YOUR OBJECTIVE: Among the records below, which lines contain the string "associated"? Report them.

DATA EXTRACT:
__________________________________________________

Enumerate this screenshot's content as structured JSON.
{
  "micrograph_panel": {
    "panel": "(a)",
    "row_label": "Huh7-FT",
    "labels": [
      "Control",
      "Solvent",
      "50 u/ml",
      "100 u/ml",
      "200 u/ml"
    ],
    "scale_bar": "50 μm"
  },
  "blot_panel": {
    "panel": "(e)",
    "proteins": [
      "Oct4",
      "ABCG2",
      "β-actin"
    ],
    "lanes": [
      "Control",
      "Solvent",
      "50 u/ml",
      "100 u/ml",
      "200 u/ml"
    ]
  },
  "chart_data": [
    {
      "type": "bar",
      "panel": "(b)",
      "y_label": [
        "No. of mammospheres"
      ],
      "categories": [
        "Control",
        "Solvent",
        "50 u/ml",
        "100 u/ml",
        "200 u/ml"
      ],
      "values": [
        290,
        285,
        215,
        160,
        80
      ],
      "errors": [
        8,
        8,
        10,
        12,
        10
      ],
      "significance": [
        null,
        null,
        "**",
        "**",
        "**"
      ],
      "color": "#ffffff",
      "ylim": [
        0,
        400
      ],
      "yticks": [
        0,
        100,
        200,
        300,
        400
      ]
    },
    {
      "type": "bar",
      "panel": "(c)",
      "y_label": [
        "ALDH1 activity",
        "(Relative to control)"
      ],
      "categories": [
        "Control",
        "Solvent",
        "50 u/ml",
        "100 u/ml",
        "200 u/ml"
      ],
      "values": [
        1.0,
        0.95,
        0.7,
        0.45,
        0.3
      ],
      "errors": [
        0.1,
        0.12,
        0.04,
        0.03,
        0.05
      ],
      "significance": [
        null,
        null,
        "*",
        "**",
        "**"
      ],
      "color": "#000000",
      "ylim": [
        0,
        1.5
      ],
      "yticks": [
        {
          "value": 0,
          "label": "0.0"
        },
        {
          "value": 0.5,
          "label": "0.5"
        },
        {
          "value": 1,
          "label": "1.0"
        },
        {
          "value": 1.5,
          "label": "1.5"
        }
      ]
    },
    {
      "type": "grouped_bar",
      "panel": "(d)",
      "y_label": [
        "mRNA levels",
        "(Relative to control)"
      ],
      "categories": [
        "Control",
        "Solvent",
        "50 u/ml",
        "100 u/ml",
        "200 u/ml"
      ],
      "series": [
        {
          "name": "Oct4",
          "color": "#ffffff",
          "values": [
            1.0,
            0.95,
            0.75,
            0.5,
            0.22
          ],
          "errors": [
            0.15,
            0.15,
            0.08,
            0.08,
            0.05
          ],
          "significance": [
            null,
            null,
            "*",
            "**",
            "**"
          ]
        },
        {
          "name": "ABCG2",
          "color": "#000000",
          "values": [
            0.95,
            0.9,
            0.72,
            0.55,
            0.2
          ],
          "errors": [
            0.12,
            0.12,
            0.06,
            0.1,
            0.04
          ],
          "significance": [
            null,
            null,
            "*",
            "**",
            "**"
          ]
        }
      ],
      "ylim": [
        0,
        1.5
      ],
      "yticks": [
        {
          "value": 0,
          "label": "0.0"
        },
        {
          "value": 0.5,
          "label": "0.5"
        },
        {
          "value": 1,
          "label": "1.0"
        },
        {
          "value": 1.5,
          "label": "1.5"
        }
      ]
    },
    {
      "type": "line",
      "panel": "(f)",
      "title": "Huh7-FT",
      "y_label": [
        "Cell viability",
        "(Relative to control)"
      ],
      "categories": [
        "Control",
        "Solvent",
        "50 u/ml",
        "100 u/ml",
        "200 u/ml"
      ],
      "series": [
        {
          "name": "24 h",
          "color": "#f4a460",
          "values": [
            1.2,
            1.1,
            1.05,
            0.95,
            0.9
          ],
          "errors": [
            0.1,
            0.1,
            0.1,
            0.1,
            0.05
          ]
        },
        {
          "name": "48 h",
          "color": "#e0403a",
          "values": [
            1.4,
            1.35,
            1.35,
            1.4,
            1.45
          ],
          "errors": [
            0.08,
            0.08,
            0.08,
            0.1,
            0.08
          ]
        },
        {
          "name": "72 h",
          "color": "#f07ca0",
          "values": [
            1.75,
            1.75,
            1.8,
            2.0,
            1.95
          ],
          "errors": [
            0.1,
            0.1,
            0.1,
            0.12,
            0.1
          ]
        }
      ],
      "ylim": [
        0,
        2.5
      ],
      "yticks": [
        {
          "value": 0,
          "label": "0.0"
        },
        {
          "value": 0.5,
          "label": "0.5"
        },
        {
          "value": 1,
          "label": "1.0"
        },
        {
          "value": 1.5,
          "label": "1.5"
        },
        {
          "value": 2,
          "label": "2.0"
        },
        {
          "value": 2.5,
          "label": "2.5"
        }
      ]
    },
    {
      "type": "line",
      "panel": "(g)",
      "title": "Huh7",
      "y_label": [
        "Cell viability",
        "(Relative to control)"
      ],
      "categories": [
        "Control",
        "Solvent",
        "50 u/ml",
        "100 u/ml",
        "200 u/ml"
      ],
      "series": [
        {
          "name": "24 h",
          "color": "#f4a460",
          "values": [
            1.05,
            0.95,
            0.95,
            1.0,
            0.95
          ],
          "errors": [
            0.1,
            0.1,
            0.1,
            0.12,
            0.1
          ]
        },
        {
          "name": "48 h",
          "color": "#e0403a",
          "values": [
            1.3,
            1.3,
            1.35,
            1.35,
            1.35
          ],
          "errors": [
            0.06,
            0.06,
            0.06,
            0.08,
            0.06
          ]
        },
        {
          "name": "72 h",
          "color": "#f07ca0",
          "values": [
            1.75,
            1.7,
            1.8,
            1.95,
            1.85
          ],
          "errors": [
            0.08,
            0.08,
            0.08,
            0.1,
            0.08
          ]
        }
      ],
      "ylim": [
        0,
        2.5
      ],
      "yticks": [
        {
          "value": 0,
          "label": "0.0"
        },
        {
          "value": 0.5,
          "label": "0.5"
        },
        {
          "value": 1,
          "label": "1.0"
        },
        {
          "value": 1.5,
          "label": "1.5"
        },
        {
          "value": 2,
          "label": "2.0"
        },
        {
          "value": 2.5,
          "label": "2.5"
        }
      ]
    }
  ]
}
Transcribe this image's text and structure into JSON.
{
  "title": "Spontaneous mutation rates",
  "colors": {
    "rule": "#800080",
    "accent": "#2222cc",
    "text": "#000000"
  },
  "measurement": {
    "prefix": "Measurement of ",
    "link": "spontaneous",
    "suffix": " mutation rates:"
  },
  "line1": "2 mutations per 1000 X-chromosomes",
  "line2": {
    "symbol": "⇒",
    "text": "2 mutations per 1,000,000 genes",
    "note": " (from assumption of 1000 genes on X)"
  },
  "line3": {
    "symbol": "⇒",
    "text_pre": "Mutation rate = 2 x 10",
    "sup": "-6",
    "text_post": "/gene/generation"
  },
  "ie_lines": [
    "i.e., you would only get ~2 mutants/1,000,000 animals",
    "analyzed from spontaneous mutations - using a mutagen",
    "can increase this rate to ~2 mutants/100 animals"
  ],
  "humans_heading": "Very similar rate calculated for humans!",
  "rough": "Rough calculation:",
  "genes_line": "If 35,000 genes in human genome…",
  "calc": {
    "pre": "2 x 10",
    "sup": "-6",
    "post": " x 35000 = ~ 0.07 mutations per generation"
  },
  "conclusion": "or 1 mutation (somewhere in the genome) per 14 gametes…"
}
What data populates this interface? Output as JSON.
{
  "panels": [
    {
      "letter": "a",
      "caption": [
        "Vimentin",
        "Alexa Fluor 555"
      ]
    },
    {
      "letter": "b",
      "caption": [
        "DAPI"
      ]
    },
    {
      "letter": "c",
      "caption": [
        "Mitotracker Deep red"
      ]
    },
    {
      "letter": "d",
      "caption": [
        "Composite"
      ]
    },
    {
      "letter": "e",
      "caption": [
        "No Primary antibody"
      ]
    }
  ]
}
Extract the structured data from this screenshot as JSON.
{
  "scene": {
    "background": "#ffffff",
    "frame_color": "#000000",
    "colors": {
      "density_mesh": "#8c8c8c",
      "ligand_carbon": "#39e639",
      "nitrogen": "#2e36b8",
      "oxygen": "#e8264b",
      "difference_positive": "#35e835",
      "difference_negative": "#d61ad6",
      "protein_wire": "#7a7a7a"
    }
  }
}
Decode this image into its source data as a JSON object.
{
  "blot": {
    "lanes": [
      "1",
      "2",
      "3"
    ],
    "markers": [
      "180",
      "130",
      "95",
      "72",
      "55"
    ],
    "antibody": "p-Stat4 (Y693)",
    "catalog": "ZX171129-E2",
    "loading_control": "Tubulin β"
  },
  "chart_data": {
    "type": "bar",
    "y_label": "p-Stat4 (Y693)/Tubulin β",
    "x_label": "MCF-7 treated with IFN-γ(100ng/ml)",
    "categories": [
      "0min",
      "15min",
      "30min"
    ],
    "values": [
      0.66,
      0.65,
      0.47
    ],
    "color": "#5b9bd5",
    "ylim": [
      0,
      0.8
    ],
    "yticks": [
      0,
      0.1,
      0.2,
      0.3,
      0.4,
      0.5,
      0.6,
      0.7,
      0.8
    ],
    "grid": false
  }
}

__________________________________________________

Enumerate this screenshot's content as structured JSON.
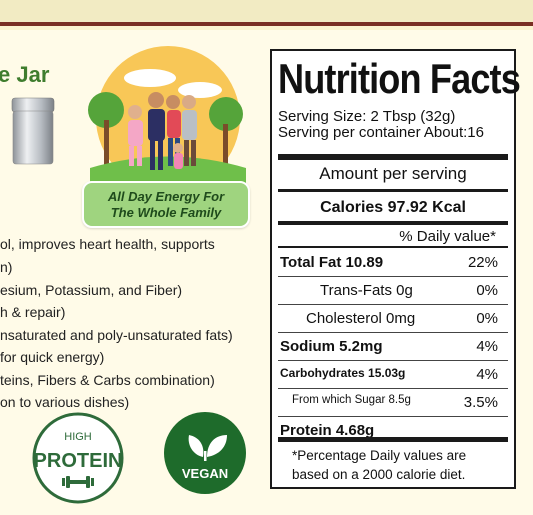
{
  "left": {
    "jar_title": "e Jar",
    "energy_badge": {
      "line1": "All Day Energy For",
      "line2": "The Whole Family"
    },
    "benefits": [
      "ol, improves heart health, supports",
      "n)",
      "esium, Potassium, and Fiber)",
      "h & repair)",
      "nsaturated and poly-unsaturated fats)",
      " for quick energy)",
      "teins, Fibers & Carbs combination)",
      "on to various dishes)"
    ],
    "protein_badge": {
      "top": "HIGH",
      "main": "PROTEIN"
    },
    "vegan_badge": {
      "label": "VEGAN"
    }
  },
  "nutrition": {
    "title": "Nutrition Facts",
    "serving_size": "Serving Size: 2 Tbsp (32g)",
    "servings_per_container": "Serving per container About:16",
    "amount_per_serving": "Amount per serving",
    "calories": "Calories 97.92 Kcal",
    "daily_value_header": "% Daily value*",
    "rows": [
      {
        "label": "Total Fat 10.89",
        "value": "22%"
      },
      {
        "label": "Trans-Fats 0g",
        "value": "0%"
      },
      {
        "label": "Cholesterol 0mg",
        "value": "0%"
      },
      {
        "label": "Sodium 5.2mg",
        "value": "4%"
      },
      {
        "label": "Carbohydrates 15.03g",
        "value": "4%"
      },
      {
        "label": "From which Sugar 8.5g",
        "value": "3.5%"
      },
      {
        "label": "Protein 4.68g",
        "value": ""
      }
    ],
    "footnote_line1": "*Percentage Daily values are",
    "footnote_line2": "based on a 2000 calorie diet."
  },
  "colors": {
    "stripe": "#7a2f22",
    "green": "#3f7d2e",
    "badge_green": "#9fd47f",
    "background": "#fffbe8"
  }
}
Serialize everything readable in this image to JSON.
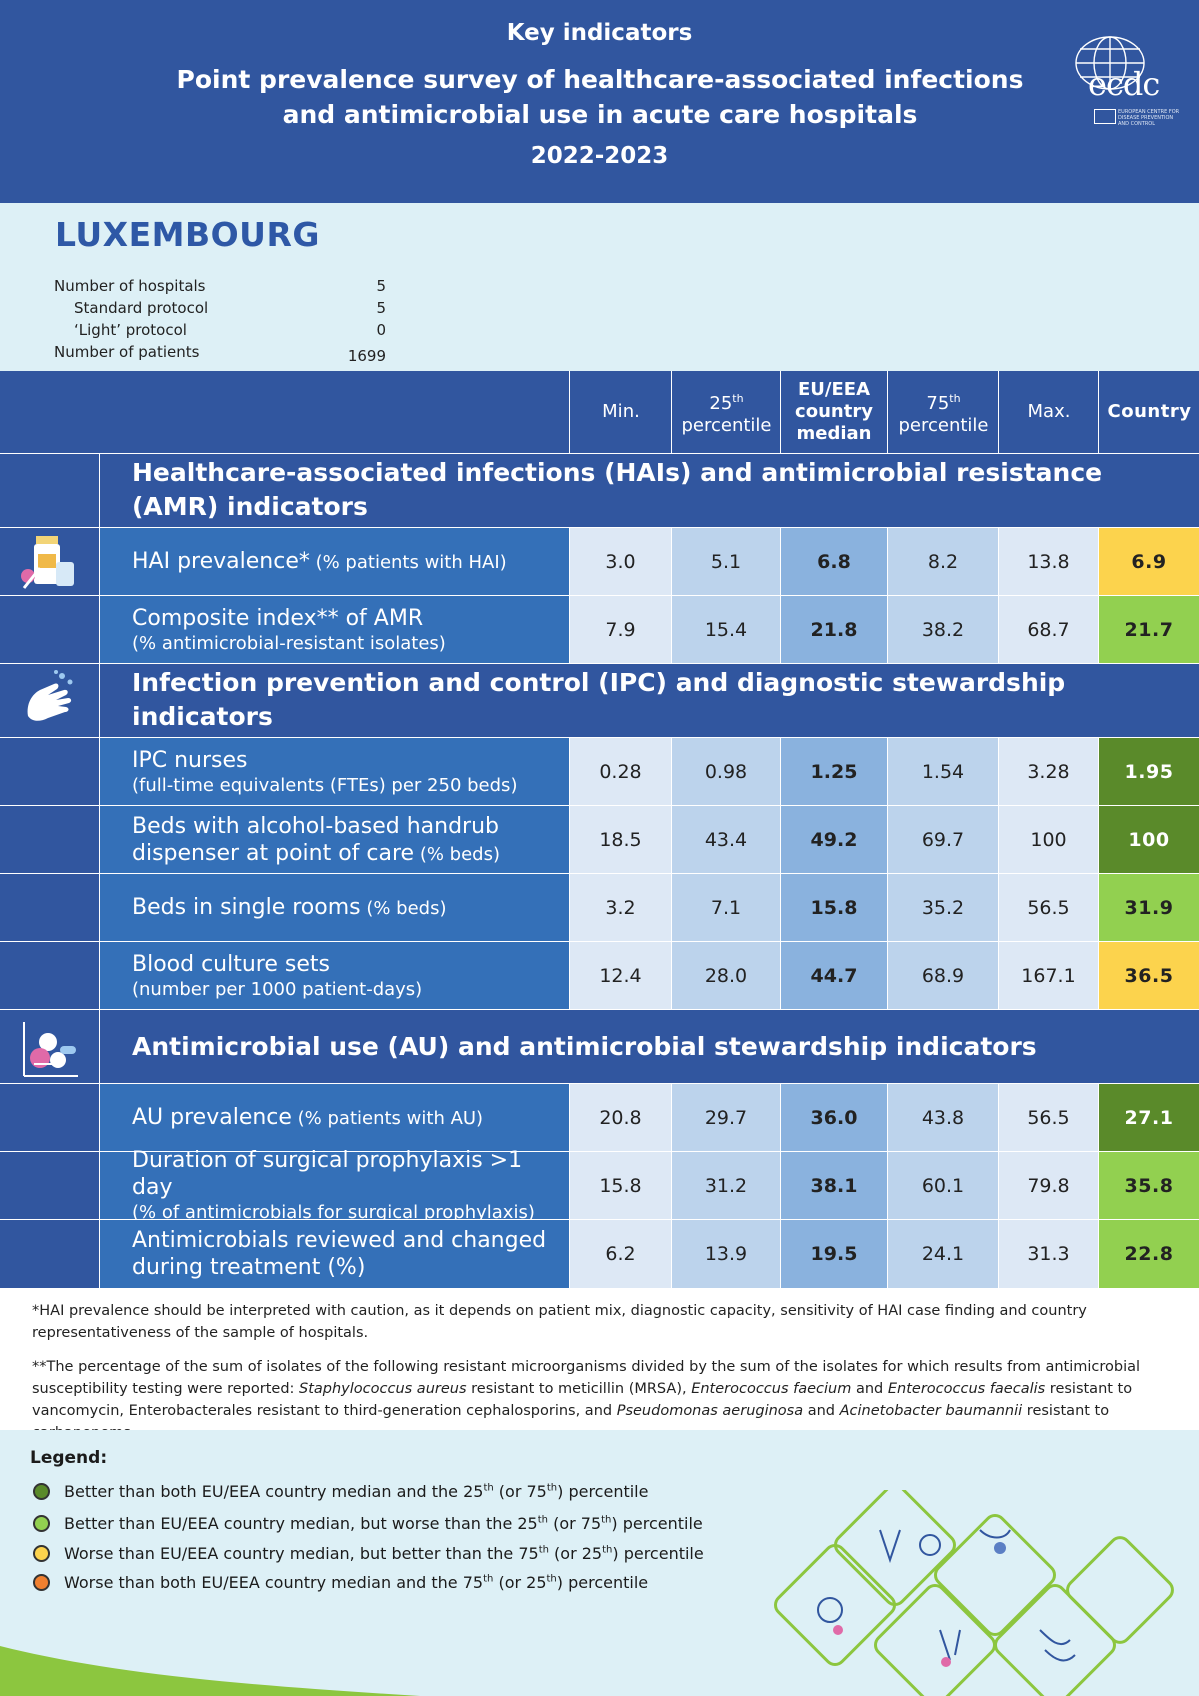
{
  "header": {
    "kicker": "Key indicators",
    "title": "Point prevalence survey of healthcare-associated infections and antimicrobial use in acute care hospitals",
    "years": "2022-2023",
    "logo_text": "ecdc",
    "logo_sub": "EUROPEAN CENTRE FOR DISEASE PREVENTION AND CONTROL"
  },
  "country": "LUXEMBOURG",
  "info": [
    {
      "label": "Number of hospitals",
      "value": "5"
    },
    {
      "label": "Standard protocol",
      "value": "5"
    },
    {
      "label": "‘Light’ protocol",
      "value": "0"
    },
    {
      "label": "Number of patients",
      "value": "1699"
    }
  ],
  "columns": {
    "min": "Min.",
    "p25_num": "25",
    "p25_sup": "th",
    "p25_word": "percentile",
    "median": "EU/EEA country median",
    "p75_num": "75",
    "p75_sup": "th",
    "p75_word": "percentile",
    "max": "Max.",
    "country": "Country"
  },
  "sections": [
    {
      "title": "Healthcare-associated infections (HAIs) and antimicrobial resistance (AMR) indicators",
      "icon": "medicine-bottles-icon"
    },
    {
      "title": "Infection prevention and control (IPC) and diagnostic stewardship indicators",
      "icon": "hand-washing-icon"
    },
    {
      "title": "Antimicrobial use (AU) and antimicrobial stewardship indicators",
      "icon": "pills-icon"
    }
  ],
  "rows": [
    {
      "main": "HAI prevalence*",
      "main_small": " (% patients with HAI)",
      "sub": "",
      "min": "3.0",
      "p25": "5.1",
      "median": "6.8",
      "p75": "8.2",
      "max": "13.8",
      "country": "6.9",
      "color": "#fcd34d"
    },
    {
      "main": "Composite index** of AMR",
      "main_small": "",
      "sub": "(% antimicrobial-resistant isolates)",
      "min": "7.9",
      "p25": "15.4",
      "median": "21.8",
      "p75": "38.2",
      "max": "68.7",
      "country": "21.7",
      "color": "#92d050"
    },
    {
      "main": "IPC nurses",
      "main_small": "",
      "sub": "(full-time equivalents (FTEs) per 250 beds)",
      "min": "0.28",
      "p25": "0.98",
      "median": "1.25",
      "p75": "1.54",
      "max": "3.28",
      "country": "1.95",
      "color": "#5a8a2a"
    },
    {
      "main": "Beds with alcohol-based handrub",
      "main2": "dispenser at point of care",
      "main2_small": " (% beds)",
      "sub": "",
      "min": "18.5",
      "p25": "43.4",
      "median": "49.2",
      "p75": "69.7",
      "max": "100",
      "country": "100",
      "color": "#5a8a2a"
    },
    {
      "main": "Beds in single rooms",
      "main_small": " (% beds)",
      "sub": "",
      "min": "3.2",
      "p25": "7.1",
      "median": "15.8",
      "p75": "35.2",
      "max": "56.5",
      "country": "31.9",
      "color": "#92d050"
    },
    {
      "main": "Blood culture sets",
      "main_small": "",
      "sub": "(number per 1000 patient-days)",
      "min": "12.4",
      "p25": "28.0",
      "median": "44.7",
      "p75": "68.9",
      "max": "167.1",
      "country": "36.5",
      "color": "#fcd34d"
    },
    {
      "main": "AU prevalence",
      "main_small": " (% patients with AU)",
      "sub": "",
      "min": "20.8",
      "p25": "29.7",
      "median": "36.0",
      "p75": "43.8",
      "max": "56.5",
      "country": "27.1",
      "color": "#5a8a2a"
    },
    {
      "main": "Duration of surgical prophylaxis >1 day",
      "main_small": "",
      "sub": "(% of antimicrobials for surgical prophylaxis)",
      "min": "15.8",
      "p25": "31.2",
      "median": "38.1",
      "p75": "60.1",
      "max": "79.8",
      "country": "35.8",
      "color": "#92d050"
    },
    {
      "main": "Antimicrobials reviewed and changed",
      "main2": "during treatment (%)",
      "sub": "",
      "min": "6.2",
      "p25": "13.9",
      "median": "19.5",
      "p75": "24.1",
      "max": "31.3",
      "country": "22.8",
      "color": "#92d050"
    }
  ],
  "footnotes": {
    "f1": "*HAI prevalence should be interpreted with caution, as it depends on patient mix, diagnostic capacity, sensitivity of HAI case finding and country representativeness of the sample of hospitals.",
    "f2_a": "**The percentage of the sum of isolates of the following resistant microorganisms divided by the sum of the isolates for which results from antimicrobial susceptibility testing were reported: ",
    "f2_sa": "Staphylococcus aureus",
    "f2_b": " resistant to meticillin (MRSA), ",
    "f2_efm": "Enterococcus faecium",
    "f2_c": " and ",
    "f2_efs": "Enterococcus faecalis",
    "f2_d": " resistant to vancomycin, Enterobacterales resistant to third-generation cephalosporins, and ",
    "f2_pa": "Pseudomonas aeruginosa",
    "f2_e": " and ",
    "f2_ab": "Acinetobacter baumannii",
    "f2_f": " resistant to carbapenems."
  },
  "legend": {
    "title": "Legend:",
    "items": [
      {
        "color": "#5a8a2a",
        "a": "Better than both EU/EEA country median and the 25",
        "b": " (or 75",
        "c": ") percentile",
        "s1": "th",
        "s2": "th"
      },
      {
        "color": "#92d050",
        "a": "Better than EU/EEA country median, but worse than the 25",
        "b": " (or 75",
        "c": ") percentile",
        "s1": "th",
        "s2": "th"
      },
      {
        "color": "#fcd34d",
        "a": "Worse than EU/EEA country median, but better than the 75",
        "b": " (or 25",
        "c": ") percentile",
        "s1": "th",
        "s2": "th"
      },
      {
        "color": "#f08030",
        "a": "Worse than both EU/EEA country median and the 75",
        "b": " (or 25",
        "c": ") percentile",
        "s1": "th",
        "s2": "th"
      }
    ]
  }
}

__________________________________________________

OUTPUT BELOW:
    "title": "Point prevalence survey of healthcare-associated infections and antimicrobial use in acute care hospitals",
      "title": "Healthcare-associated infections (HAIs) and antimicrobial resistance (AMR) indicators",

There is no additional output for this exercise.